- **WHAT YOU WILL DO**:
Your task is to copy the material exactly.

[Dataset entries]
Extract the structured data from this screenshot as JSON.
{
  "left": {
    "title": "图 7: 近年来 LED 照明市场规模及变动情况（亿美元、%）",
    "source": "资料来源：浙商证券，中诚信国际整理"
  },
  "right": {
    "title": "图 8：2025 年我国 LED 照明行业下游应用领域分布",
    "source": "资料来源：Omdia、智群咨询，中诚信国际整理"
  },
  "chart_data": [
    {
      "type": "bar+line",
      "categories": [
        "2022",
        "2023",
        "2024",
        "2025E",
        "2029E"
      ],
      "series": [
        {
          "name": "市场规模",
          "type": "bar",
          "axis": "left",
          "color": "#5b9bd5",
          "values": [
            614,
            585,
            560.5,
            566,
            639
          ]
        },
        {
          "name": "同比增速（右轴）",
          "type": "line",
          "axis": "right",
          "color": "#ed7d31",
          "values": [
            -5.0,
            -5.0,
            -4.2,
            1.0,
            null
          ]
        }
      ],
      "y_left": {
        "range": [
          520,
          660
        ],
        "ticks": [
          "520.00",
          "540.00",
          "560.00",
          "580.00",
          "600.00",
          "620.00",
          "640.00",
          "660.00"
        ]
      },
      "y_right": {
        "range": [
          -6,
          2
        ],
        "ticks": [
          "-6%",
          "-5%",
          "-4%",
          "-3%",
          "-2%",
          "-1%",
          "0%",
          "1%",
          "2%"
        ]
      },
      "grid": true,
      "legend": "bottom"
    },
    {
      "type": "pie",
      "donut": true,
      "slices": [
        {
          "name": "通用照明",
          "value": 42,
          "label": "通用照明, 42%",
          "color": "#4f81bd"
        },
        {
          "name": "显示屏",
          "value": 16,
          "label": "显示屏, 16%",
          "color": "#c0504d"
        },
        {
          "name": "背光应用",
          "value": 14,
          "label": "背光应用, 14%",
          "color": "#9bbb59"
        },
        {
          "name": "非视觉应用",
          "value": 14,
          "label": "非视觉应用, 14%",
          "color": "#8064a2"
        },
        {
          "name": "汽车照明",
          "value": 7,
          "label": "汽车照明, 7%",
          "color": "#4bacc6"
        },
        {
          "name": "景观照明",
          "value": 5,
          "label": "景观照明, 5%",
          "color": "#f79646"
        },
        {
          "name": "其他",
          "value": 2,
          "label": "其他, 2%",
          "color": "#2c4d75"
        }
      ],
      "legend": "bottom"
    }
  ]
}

- **CORRECT ANSWER**:
Extract the structured data from this screenshot as JSON.
{
  "left": {
    "title": "图 7: 近年来 LED 照明市场规模及变动情况（亿美元、%）",
    "source": "资料来源：浙商证券，中诚信国际整理"
  },
  "right": {
    "title": "图 8：2025 年我国 LED 照明行业下游应用领域分布",
    "source": "资料来源：Omdia、智群咨询，中诚信国际整理"
  },
  "chart_data": [
    {
      "type": "bar+line",
      "categories": [
        "2022",
        "2023",
        "2024",
        "2025E",
        "2029E"
      ],
      "series": [
        {
          "name": "市场规模",
          "type": "bar",
          "axis": "left",
          "color": "#5b9bd5",
          "values": [
            614,
            585,
            560.5,
            566,
            639
          ]
        },
        {
          "name": "同比增速（右轴）",
          "type": "line",
          "axis": "right",
          "color": "#ed7d31",
          "values": [
            -5.0,
            -5.0,
            -4.2,
            1.0,
            null
          ]
        }
      ],
      "y_left": {
        "range": [
          520,
          660
        ],
        "ticks": [
          "520.00",
          "540.00",
          "560.00",
          "580.00",
          "600.00",
          "620.00",
          "640.00",
          "660.00"
        ]
      },
      "y_right": {
        "range": [
          -6,
          2
        ],
        "ticks": [
          "-6%",
          "-5%",
          "-4%",
          "-3%",
          "-2%",
          "-1%",
          "0%",
          "1%",
          "2%"
        ]
      },
      "grid": true,
      "legend": "bottom"
    },
    {
      "type": "pie",
      "donut": true,
      "slices": [
        {
          "name": "通用照明",
          "value": 42,
          "label": "通用照明, 42%",
          "color": "#4f81bd"
        },
        {
          "name": "显示屏",
          "value": 16,
          "label": "显示屏, 16%",
          "color": "#c0504d"
        },
        {
          "name": "背光应用",
          "value": 14,
          "label": "背光应用, 14%",
          "color": "#9bbb59"
        },
        {
          "name": "非视觉应用",
          "value": 14,
          "label": "非视觉应用, 14%",
          "color": "#8064a2"
        },
        {
          "name": "汽车照明",
          "value": 7,
          "label": "汽车照明, 7%",
          "color": "#4bacc6"
        },
        {
          "name": "景观照明",
          "value": 5,
          "label": "景观照明, 5%",
          "color": "#f79646"
        },
        {
          "name": "其他",
          "value": 2,
          "label": "其他, 2%",
          "color": "#2c4d75"
        }
      ],
      "legend": "bottom"
    }
  ]
}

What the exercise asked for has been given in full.